### GOAL
Extract all lines in the data that contain the word "quàm".

Start

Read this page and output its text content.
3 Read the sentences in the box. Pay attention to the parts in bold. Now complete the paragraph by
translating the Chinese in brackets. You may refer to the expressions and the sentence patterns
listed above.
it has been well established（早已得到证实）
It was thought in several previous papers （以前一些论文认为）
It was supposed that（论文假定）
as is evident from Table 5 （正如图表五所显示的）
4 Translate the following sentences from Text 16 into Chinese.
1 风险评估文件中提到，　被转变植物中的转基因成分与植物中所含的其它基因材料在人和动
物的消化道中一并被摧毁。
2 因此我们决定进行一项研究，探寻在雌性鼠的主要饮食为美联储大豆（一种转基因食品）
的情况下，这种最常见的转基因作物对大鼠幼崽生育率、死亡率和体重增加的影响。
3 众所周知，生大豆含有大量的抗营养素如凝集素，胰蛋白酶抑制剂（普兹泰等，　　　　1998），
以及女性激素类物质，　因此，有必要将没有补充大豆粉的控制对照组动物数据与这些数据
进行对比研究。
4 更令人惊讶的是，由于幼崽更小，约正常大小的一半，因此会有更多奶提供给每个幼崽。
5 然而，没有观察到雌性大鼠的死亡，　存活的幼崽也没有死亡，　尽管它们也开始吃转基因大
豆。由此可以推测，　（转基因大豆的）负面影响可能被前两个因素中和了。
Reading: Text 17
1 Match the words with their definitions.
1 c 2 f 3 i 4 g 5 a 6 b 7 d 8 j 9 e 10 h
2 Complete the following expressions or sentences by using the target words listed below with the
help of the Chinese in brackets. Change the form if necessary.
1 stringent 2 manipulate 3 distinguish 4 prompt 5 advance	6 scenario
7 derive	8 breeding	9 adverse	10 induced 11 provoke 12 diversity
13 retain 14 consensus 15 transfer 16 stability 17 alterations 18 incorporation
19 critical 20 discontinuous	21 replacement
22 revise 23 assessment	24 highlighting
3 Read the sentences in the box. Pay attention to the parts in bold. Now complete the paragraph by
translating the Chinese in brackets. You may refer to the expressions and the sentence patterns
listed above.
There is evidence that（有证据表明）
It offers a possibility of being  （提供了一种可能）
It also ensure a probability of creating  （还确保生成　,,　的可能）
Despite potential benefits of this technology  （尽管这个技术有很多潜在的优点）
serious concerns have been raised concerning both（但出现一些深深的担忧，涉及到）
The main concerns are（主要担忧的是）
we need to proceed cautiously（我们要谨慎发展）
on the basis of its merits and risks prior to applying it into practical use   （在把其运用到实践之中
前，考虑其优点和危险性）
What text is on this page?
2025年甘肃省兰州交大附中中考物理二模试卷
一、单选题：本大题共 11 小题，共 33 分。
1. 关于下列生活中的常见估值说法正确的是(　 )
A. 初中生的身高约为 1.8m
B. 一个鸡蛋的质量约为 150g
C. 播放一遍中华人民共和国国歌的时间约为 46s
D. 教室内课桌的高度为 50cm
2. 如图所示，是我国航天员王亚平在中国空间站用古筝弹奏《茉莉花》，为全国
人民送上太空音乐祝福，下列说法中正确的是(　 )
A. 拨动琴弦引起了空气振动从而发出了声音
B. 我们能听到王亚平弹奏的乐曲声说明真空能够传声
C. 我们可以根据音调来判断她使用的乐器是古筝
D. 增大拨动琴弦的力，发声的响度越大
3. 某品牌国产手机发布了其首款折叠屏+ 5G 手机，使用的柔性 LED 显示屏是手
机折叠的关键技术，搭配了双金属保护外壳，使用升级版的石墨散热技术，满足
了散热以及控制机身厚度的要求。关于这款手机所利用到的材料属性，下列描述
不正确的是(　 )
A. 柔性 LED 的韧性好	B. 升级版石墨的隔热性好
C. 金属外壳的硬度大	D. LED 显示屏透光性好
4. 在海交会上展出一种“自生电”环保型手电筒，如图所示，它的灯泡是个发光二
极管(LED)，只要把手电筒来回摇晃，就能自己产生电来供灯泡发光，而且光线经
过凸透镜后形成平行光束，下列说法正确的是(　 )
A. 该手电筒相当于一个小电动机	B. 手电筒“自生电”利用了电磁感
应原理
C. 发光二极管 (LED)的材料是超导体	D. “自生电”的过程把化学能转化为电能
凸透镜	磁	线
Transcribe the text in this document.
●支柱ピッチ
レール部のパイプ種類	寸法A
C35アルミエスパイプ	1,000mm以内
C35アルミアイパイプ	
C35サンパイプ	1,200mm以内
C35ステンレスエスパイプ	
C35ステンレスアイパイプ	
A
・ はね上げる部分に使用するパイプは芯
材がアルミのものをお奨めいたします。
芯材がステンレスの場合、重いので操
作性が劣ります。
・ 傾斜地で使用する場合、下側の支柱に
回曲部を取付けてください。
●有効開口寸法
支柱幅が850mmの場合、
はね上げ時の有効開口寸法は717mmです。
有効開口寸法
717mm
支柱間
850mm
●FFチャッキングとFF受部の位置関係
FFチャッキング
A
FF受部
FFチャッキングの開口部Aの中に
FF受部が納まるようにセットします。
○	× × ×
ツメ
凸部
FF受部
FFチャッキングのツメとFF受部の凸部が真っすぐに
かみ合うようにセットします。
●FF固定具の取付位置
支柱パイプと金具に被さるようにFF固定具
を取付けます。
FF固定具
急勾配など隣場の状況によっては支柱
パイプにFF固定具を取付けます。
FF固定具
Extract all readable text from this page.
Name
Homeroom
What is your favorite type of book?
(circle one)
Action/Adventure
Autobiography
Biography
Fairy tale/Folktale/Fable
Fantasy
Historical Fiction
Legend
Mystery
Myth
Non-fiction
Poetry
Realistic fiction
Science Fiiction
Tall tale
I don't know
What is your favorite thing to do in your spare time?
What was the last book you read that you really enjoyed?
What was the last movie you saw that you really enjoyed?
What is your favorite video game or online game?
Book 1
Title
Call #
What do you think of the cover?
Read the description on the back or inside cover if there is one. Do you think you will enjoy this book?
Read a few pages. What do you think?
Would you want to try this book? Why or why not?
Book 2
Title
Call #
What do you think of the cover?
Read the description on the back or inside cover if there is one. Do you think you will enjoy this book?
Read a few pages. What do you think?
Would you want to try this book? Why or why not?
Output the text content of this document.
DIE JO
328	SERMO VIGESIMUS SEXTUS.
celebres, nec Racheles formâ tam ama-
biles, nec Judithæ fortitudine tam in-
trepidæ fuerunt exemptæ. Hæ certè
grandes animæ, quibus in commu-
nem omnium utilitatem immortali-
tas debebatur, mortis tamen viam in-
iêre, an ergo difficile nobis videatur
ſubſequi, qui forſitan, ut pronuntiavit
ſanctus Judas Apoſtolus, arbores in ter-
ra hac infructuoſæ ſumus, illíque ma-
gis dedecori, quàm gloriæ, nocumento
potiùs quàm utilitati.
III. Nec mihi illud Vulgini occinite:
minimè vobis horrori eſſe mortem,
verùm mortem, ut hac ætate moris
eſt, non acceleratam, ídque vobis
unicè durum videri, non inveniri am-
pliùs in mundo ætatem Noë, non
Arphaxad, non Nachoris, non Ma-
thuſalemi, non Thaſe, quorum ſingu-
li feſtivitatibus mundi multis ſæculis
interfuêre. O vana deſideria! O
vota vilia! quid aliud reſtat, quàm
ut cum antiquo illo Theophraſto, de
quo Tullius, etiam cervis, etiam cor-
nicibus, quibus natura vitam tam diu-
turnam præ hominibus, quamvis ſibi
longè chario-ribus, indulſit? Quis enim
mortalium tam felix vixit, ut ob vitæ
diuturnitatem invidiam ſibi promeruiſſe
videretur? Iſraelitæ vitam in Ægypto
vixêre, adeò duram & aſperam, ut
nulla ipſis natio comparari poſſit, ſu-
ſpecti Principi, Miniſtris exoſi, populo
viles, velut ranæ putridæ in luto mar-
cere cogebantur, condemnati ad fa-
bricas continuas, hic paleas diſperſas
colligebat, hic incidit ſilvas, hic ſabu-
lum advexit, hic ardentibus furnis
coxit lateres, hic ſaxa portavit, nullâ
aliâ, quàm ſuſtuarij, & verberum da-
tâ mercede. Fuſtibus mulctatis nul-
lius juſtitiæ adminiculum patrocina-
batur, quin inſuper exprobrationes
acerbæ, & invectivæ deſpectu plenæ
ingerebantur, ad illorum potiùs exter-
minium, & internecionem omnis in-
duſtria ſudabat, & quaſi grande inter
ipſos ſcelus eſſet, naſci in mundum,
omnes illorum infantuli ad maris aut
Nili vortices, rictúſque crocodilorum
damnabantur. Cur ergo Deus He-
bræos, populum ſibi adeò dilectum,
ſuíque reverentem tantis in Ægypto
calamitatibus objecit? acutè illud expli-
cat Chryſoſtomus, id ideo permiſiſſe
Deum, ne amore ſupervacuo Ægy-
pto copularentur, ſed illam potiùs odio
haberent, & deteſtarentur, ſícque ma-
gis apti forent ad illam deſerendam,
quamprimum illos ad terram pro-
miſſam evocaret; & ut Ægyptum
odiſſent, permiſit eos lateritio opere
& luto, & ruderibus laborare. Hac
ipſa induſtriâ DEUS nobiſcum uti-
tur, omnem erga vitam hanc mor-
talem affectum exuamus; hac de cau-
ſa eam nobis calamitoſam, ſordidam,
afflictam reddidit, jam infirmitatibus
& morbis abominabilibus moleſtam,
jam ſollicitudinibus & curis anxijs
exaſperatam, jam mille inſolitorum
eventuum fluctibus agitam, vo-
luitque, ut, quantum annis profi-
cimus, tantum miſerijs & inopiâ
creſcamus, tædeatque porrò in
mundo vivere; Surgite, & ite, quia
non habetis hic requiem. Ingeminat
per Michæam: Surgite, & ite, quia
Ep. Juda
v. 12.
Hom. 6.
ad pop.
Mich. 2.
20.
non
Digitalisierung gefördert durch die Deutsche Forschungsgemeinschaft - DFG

End

### FULL RESPONSE
gis dedecori, quàm gloriæ, nocumento
potiùs quàm utilitati.
vota vilia! quid aliud reſtat, quàm
aliâ, quàm ſuſtuarij, & verberum da-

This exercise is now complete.